In the listing below, pick out lines with "bidders".

····················

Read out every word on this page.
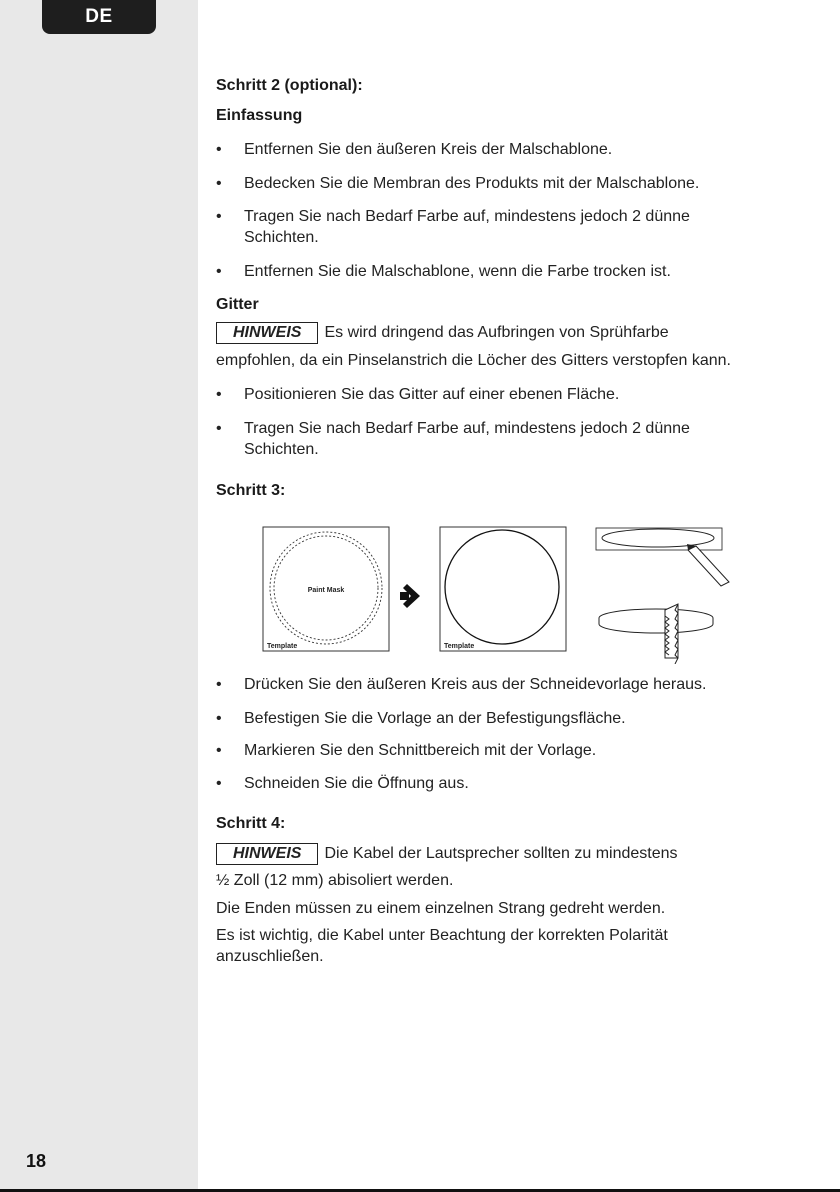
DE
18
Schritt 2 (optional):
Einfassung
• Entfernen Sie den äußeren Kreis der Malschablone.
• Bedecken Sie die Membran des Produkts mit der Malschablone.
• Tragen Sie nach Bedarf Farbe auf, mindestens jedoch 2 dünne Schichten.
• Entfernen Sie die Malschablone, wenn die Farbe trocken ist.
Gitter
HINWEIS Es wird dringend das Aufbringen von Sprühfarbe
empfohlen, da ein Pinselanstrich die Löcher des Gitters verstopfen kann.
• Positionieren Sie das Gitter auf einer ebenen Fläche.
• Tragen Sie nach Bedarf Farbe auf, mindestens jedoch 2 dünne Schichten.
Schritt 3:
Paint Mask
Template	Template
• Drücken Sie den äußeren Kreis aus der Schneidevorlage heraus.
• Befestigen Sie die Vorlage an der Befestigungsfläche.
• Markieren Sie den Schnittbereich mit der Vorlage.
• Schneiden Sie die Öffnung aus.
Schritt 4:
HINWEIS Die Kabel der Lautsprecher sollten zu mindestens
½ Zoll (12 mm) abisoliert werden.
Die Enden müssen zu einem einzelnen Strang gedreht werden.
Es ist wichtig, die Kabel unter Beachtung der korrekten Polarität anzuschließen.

····················

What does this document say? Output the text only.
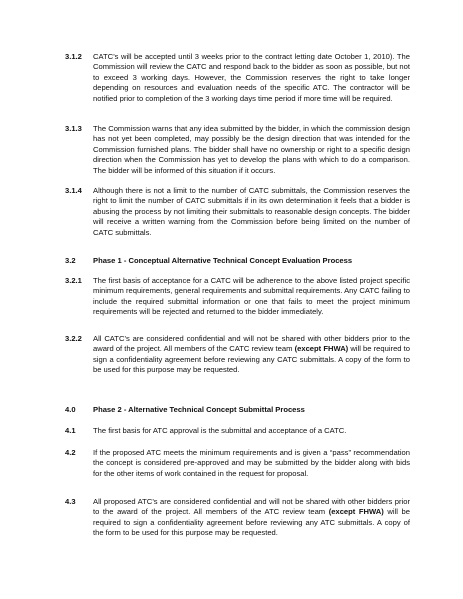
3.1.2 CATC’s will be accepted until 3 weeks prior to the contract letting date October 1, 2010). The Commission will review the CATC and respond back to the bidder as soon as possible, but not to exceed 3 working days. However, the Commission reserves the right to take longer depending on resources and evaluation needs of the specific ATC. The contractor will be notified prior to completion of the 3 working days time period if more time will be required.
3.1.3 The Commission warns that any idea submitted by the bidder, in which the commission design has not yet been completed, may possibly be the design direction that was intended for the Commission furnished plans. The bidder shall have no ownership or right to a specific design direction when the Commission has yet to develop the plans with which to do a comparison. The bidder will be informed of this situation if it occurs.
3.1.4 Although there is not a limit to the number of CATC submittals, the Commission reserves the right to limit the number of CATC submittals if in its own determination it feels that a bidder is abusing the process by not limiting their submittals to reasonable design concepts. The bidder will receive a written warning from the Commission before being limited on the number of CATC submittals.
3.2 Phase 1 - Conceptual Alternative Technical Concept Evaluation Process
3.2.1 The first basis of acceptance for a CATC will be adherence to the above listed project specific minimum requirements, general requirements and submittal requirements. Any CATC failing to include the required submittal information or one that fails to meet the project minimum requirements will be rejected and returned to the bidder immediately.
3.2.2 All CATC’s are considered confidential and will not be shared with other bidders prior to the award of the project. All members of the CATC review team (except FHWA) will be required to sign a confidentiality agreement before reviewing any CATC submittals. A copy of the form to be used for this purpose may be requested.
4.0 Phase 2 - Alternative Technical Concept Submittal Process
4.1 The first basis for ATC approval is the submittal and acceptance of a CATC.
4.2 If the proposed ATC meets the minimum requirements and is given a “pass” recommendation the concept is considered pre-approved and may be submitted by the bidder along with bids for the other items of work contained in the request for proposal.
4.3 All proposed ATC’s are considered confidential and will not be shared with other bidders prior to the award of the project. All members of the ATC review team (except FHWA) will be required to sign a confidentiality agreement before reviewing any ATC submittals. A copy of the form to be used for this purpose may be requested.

····················

- [Written answer]:
3.2.2 All CATC’s are considered confidential and will not be shared with other bidders prior to the award of the project. All members of the CATC review team (except FHWA) will be required to sign a confidentiality agreement before reviewing any CATC submittals. A copy of the form to be used for this purpose may be requested.
4.3 All proposed ATC’s are considered confidential and will not be shared with other bidders prior to the award of the project. All members of the ATC review team (except FHWA) will be required to sign a confidentiality agreement before reviewing any ATC submittals. A copy of the form to be used for this purpose may be requested.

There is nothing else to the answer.